What you are asked to do: Show every line of the records below that contains the word "this".

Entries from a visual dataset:
>>
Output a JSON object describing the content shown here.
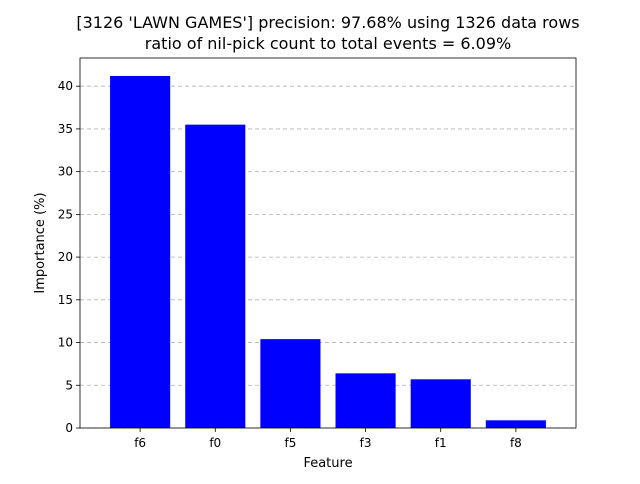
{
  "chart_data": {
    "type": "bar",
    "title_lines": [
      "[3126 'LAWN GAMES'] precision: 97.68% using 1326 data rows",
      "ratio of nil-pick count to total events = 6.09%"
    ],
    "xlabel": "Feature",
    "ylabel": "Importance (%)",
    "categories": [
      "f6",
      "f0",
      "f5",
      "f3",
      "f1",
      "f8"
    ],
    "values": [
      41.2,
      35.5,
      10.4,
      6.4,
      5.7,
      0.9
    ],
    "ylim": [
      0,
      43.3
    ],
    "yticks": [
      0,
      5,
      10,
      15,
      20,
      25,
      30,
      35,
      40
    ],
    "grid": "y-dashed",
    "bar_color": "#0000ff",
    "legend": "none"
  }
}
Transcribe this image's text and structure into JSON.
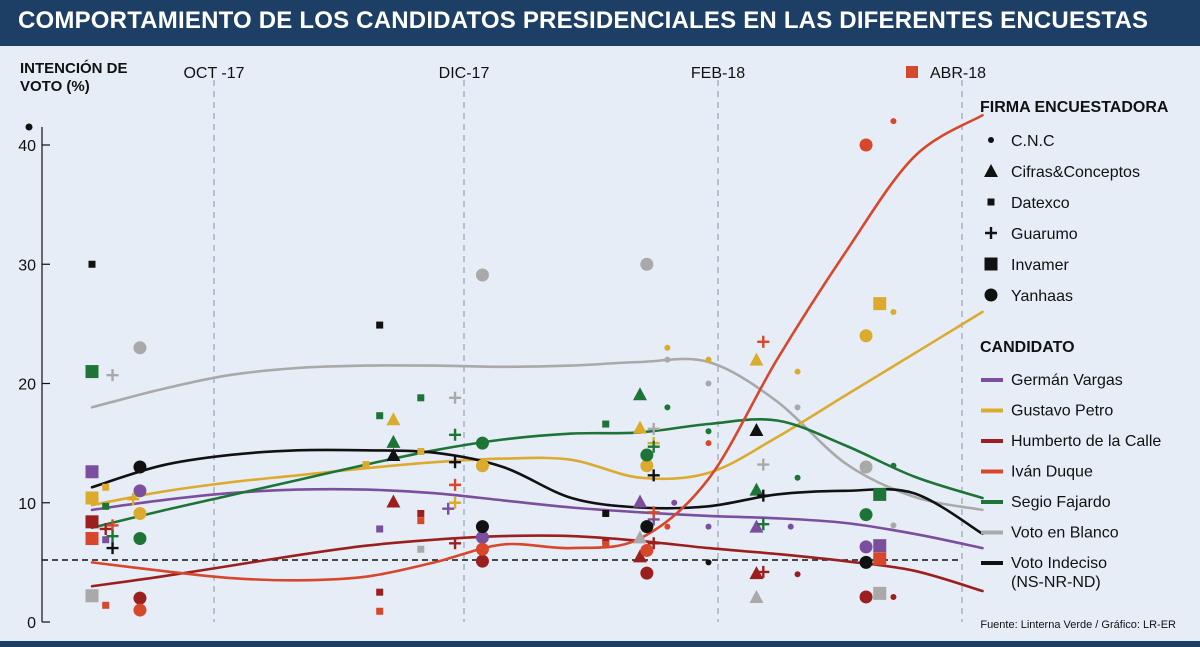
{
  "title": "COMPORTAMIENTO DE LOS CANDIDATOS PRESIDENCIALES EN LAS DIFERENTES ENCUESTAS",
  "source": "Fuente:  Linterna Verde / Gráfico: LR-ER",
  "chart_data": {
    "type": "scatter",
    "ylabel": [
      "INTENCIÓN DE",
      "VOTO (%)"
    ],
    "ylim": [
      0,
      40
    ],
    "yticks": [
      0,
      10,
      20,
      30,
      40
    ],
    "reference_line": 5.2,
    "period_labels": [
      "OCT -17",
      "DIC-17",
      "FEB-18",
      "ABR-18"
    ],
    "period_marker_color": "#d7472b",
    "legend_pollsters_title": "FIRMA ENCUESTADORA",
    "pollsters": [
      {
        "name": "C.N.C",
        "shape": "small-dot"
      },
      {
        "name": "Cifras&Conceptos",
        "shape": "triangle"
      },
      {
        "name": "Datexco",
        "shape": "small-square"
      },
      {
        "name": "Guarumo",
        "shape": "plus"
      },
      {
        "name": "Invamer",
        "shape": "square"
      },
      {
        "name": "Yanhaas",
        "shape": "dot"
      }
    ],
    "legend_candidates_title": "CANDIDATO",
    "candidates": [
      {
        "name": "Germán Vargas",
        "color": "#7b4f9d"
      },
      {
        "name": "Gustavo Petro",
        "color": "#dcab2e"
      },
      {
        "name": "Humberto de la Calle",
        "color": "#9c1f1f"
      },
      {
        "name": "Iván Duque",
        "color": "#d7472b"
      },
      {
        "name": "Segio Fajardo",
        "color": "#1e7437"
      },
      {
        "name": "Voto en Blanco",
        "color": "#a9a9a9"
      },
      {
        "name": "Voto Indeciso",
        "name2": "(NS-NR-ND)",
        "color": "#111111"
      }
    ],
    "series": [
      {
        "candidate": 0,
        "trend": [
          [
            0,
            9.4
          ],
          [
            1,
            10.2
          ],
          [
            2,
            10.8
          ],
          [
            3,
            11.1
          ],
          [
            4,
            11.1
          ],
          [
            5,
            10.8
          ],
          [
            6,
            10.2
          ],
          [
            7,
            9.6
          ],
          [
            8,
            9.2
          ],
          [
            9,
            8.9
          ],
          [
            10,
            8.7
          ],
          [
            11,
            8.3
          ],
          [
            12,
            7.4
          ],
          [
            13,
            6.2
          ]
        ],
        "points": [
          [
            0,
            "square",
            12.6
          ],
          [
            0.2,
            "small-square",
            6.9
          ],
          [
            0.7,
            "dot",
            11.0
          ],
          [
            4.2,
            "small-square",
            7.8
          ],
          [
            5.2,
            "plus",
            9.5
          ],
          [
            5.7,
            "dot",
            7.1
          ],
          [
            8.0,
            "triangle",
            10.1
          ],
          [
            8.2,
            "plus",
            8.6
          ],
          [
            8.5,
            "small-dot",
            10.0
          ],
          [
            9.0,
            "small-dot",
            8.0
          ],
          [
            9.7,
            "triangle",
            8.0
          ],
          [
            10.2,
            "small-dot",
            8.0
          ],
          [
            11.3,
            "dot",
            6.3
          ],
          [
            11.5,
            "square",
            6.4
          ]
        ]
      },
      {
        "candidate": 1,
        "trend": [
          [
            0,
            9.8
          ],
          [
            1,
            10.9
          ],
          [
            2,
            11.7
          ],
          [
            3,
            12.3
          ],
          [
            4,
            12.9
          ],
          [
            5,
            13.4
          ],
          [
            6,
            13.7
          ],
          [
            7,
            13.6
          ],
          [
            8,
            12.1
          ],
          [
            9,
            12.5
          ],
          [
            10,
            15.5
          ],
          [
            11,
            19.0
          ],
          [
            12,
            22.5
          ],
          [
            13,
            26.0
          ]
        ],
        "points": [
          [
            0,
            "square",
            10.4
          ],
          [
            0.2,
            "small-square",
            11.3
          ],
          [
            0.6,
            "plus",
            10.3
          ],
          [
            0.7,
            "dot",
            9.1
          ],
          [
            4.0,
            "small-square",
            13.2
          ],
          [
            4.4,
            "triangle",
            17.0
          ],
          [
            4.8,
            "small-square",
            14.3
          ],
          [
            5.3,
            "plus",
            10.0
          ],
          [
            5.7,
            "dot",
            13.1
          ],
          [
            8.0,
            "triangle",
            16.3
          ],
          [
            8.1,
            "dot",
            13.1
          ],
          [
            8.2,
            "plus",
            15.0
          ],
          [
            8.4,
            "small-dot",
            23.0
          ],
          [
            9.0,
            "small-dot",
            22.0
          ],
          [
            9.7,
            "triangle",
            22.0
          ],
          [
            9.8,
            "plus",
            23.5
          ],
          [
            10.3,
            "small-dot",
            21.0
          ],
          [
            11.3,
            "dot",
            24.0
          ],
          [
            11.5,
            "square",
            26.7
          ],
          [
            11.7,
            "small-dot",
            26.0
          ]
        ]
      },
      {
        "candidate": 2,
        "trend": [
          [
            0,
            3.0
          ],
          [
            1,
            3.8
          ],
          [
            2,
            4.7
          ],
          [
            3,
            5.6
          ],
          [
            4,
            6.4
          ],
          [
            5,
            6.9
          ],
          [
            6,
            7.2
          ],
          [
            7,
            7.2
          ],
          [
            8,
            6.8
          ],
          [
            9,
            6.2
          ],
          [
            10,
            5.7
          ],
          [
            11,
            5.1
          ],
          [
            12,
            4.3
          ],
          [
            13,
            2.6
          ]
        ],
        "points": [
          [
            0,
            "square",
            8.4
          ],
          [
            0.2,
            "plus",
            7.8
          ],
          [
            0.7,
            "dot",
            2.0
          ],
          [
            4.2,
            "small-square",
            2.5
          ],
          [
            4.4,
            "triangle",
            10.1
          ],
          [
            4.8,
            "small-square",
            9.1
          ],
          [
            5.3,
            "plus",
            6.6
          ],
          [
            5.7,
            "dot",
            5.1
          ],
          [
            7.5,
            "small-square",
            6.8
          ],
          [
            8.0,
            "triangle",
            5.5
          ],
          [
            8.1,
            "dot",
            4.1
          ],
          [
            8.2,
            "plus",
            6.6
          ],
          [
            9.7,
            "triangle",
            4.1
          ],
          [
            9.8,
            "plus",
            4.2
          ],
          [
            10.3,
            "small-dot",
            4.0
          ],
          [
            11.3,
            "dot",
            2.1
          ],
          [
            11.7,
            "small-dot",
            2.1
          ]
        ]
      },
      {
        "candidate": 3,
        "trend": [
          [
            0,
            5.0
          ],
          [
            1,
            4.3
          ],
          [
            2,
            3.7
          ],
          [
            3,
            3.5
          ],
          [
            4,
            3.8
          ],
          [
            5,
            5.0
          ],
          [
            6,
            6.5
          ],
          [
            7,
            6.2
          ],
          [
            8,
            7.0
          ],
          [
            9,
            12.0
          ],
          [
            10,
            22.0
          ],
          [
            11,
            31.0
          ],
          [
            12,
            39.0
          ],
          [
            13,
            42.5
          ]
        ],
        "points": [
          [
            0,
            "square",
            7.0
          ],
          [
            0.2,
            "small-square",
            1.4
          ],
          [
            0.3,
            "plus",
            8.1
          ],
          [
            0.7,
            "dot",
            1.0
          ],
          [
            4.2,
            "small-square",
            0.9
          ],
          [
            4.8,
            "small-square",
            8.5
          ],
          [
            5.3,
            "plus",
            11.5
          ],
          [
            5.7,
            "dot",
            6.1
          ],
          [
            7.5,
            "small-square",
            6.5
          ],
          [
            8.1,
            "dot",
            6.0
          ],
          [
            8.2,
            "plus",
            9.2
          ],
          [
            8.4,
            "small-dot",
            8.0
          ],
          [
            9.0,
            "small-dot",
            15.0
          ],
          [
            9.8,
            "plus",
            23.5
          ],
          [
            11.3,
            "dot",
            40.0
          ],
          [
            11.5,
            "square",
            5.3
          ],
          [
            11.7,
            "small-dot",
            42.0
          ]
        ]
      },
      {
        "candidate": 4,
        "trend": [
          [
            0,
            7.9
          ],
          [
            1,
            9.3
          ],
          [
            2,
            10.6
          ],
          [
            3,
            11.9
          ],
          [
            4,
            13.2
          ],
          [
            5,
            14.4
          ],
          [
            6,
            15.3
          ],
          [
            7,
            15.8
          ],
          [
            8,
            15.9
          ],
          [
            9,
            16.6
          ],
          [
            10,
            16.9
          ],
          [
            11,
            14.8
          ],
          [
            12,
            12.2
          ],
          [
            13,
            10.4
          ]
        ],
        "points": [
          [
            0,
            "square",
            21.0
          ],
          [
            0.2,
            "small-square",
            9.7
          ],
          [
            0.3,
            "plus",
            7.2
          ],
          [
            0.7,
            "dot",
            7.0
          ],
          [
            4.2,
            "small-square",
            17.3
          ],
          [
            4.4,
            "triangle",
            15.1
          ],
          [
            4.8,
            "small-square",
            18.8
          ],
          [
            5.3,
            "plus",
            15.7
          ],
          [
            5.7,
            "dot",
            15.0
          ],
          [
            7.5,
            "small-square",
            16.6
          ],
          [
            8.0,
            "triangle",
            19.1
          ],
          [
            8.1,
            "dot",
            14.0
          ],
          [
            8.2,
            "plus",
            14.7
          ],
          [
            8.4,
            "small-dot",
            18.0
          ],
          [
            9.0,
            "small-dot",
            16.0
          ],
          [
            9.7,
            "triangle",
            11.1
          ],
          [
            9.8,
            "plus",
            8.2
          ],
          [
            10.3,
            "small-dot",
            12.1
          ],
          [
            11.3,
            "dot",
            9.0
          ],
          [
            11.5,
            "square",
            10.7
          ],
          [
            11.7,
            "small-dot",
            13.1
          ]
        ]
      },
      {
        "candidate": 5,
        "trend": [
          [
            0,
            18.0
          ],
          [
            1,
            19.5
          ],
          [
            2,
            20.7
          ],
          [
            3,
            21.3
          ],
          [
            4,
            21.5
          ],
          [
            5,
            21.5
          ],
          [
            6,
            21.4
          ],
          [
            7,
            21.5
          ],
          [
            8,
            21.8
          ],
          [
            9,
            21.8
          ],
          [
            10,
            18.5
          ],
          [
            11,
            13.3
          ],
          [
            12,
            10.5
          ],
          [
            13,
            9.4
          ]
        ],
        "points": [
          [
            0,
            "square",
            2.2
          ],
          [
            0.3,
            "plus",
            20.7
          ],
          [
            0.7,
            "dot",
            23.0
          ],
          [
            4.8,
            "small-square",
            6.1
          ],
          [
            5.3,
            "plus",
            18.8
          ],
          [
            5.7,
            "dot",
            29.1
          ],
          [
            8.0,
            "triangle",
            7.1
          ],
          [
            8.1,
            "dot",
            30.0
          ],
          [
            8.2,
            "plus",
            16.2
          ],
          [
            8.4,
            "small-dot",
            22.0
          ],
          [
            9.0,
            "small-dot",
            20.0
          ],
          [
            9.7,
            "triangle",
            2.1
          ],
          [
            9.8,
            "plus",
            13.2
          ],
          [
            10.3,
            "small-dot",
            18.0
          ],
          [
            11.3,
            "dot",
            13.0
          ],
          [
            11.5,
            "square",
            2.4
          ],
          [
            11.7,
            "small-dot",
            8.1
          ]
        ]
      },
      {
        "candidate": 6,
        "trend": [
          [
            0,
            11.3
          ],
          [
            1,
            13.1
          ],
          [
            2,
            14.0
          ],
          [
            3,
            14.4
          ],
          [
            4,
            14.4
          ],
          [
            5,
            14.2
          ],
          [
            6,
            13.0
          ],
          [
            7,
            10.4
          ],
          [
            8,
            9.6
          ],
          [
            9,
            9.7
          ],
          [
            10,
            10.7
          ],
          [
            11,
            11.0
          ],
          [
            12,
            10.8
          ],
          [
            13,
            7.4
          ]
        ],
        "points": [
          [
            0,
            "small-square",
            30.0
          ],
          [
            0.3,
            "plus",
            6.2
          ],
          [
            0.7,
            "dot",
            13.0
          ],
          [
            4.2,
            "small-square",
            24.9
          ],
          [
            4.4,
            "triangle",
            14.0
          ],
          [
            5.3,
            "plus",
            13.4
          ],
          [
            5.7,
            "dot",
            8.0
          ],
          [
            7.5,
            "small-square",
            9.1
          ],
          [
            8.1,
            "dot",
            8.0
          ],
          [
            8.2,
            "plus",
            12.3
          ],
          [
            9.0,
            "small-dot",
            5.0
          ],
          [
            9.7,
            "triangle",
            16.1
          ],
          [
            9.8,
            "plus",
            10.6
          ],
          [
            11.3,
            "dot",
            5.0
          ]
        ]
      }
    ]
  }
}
<<
>>
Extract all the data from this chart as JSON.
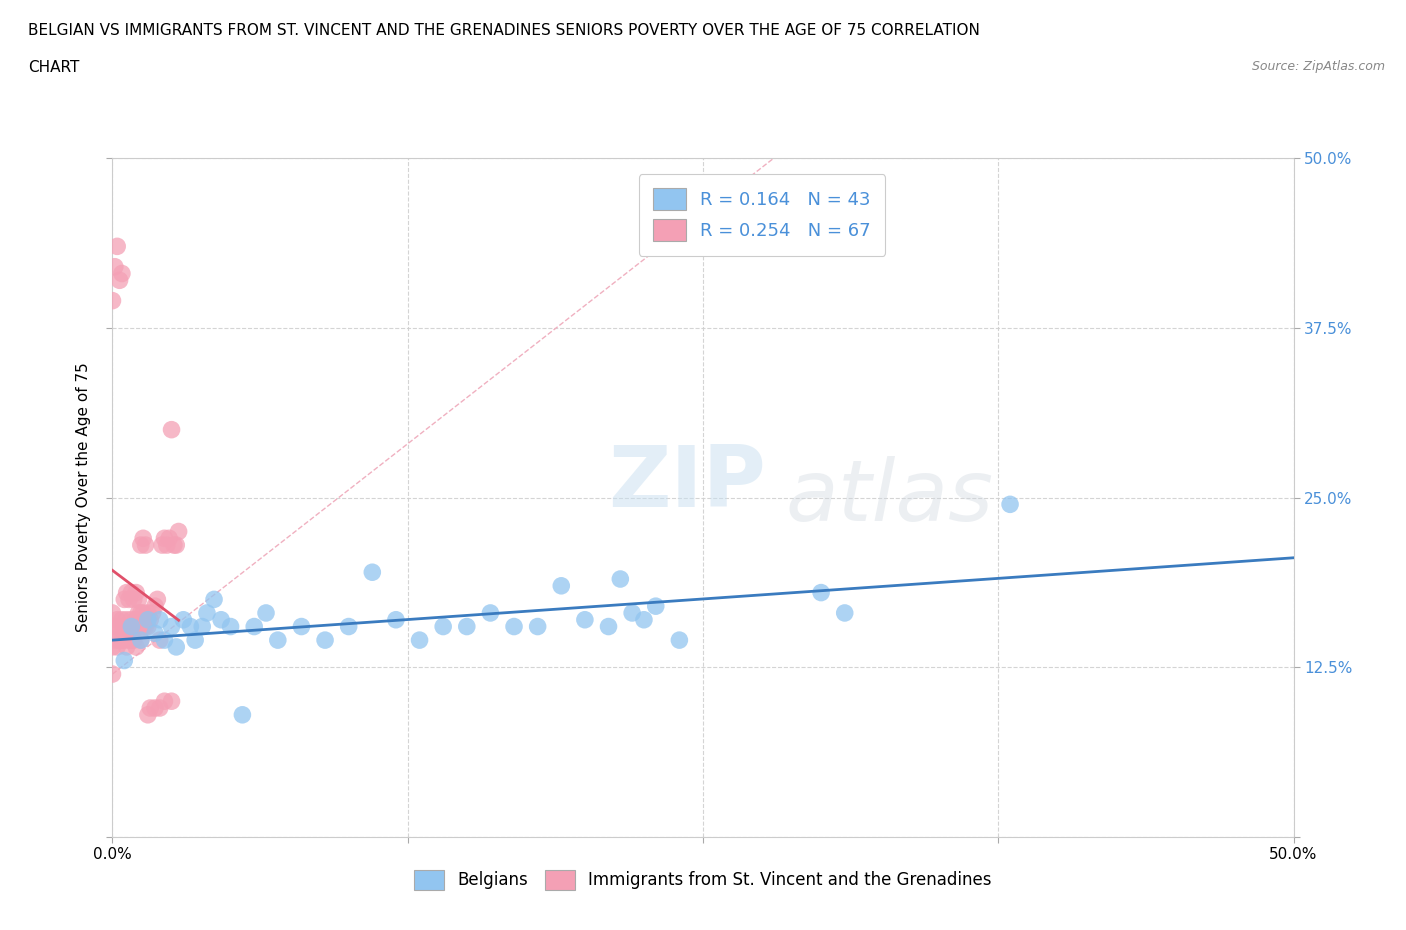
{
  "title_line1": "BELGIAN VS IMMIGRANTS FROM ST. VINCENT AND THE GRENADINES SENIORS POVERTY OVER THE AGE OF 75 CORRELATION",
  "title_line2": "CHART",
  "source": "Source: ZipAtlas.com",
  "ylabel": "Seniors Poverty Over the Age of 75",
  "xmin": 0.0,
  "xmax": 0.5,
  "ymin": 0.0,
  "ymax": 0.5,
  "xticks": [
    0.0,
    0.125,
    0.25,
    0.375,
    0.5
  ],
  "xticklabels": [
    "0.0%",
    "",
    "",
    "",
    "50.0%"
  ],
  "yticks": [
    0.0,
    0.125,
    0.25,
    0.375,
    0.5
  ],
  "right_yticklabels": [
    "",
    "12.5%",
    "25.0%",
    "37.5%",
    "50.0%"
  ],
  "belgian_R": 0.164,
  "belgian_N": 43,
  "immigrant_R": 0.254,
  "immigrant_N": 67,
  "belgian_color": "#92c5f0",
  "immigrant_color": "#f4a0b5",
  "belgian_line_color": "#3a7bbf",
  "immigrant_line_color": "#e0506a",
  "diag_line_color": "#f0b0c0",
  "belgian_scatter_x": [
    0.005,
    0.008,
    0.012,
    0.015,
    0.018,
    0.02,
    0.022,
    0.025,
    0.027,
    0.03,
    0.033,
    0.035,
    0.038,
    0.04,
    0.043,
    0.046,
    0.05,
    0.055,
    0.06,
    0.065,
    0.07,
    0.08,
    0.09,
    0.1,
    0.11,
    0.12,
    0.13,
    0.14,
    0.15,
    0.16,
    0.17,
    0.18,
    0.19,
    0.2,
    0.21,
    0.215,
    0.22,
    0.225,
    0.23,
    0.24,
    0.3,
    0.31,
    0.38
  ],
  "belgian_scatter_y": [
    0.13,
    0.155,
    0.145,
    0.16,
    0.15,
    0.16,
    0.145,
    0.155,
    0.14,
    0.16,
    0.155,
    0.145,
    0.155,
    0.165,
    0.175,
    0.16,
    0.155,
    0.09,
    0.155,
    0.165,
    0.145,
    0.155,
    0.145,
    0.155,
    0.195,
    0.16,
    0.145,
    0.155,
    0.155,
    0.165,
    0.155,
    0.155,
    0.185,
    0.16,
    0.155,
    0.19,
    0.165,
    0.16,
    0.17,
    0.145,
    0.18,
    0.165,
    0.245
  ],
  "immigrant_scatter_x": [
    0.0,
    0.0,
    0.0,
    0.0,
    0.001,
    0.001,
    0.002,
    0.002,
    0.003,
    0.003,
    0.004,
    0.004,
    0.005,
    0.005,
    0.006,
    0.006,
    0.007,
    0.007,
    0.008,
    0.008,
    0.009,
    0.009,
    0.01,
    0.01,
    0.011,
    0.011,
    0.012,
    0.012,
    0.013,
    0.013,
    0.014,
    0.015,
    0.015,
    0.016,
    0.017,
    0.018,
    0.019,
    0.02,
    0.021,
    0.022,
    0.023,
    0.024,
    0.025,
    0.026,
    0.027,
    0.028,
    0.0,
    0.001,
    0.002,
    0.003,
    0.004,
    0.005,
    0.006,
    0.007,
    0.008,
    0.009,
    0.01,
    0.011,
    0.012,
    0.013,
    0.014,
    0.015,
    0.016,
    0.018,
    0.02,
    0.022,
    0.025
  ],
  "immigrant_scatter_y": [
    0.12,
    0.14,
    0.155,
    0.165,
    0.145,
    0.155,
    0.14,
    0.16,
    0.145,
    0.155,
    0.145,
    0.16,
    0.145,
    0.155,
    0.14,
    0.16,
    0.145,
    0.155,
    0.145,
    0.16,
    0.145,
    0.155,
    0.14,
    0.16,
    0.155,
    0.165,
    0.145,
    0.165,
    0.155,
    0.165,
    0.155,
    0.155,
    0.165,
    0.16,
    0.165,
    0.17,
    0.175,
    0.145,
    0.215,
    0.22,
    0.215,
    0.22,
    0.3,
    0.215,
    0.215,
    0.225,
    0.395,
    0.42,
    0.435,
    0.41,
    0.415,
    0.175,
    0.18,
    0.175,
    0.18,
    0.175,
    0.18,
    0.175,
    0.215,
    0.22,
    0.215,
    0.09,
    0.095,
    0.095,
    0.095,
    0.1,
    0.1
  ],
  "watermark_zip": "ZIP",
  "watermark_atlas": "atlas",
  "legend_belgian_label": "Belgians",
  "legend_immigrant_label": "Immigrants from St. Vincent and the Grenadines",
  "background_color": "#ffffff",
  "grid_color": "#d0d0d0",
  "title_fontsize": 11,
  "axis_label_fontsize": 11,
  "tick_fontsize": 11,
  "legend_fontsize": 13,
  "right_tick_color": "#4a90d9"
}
<<
The result:
Transcribe this image's text and structure into JSON.
Extract all the data from this chart as JSON.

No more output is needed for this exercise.